# [REQUEST]
Every record should be copied exactly, except that pictures are to be omitted.

[Records from a collection of figures]
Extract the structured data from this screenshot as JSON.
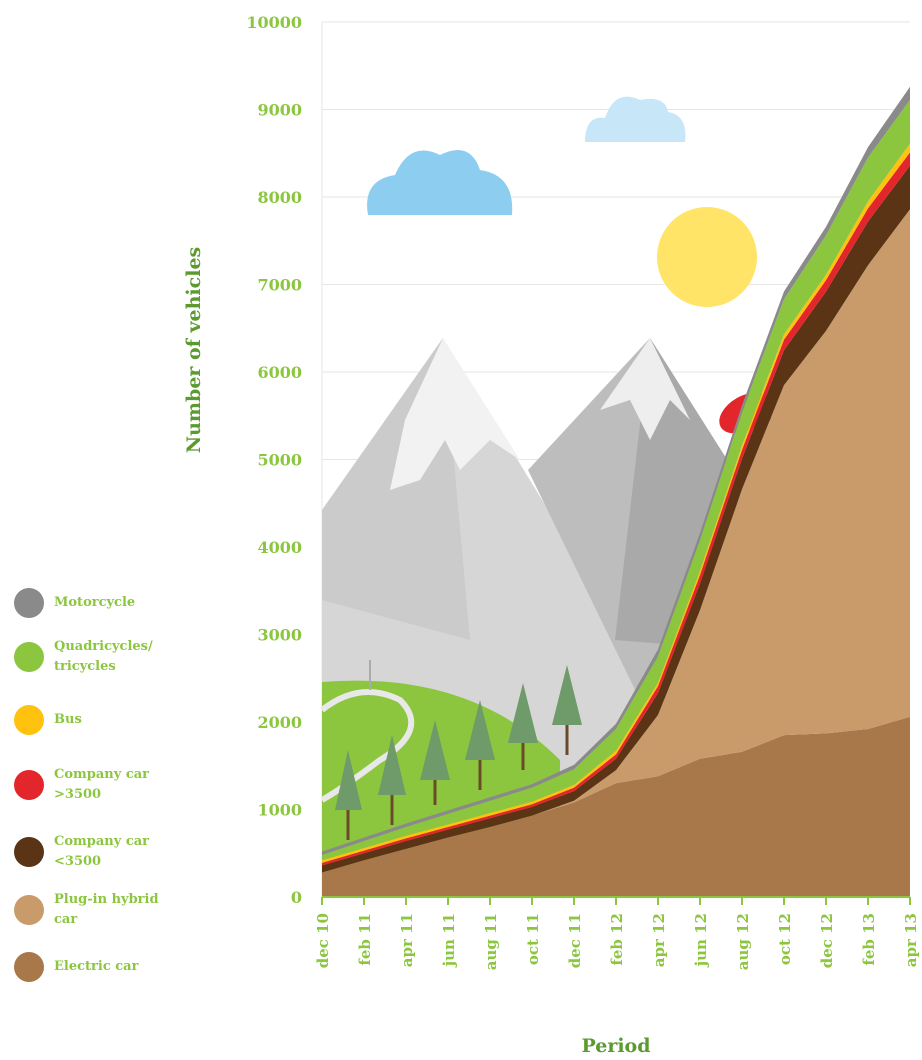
{
  "chart_data": {
    "type": "stacked_area",
    "y_label": "Number of vehicles",
    "x_label": "Period",
    "categories": [
      "dec 10",
      "feb 11",
      "apr 11",
      "jun 11",
      "aug 11",
      "oct 11",
      "dec 11",
      "feb 12",
      "apr 12",
      "jun 12",
      "aug 12",
      "oct 12",
      "dec 12",
      "feb 13",
      "apr 13"
    ],
    "series": [
      {
        "name": "Motorcycle",
        "color": "#8a8a8a",
        "values": [
          40,
          40,
          40,
          40,
          40,
          40,
          50,
          60,
          80,
          80,
          80,
          90,
          100,
          120,
          150
        ]
      },
      {
        "name": "Quadricycles/ tricycles",
        "color": "#8cc63f",
        "values": [
          60,
          80,
          100,
          120,
          140,
          160,
          180,
          250,
          300,
          350,
          380,
          400,
          450,
          500,
          500
        ]
      },
      {
        "name": "Bus",
        "color": "#ffc20e",
        "values": [
          30,
          30,
          30,
          30,
          30,
          30,
          30,
          40,
          40,
          50,
          50,
          60,
          60,
          80,
          100
        ]
      },
      {
        "name": "Company car >3500",
        "color": "#e3262b",
        "values": [
          30,
          30,
          30,
          30,
          30,
          30,
          40,
          50,
          80,
          100,
          100,
          120,
          130,
          150,
          150
        ]
      },
      {
        "name": "Company car <3500",
        "color": "#5a3414",
        "values": [
          80,
          80,
          90,
          90,
          100,
          100,
          110,
          130,
          250,
          300,
          350,
          400,
          450,
          500,
          500
        ]
      },
      {
        "name": "Plug-in hybrid car",
        "color": "#c99a6a",
        "values": [
          0,
          0,
          0,
          0,
          0,
          0,
          20,
          150,
          700,
          1700,
          3000,
          4000,
          4600,
          5300,
          5800
        ]
      },
      {
        "name": "Electric car",
        "color": "#a8784a",
        "values": [
          280,
          420,
          550,
          680,
          800,
          930,
          1080,
          1300,
          1380,
          1580,
          1660,
          1850,
          1870,
          1920,
          2060
        ]
      }
    ],
    "ylim": [
      0,
      10000
    ],
    "yticks": [
      0,
      1000,
      2000,
      3000,
      4000,
      5000,
      6000,
      7000,
      8000,
      9000,
      10000
    ],
    "grid": true
  }
}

# [FINAL ANSWER]
Extract the structured data from this screenshot as JSON.
{
  "chart_data": {
    "type": "stacked_area",
    "y_label": "Number of vehicles",
    "x_label": "Period",
    "categories": [
      "dec 10",
      "feb 11",
      "apr 11",
      "jun 11",
      "aug 11",
      "oct 11",
      "dec 11",
      "feb 12",
      "apr 12",
      "jun 12",
      "aug 12",
      "oct 12",
      "dec 12",
      "feb 13",
      "apr 13"
    ],
    "series": [
      {
        "name": "Motorcycle",
        "color": "#8a8a8a",
        "values": [
          40,
          40,
          40,
          40,
          40,
          40,
          50,
          60,
          80,
          80,
          80,
          90,
          100,
          120,
          150
        ]
      },
      {
        "name": "Quadricycles/ tricycles",
        "color": "#8cc63f",
        "values": [
          60,
          80,
          100,
          120,
          140,
          160,
          180,
          250,
          300,
          350,
          380,
          400,
          450,
          500,
          500
        ]
      },
      {
        "name": "Bus",
        "color": "#ffc20e",
        "values": [
          30,
          30,
          30,
          30,
          30,
          30,
          30,
          40,
          40,
          50,
          50,
          60,
          60,
          80,
          100
        ]
      },
      {
        "name": "Company car >3500",
        "color": "#e3262b",
        "values": [
          30,
          30,
          30,
          30,
          30,
          30,
          40,
          50,
          80,
          100,
          100,
          120,
          130,
          150,
          150
        ]
      },
      {
        "name": "Company car <3500",
        "color": "#5a3414",
        "values": [
          80,
          80,
          90,
          90,
          100,
          100,
          110,
          130,
          250,
          300,
          350,
          400,
          450,
          500,
          500
        ]
      },
      {
        "name": "Plug-in hybrid car",
        "color": "#c99a6a",
        "values": [
          0,
          0,
          0,
          0,
          0,
          0,
          20,
          150,
          700,
          1700,
          3000,
          4000,
          4600,
          5300,
          5800
        ]
      },
      {
        "name": "Electric car",
        "color": "#a8784a",
        "values": [
          280,
          420,
          550,
          680,
          800,
          930,
          1080,
          1300,
          1380,
          1580,
          1660,
          1850,
          1870,
          1920,
          2060
        ]
      }
    ],
    "ylim": [
      0,
      10000
    ],
    "yticks": [
      0,
      1000,
      2000,
      3000,
      4000,
      5000,
      6000,
      7000,
      8000,
      9000,
      10000
    ],
    "grid": true
  }
}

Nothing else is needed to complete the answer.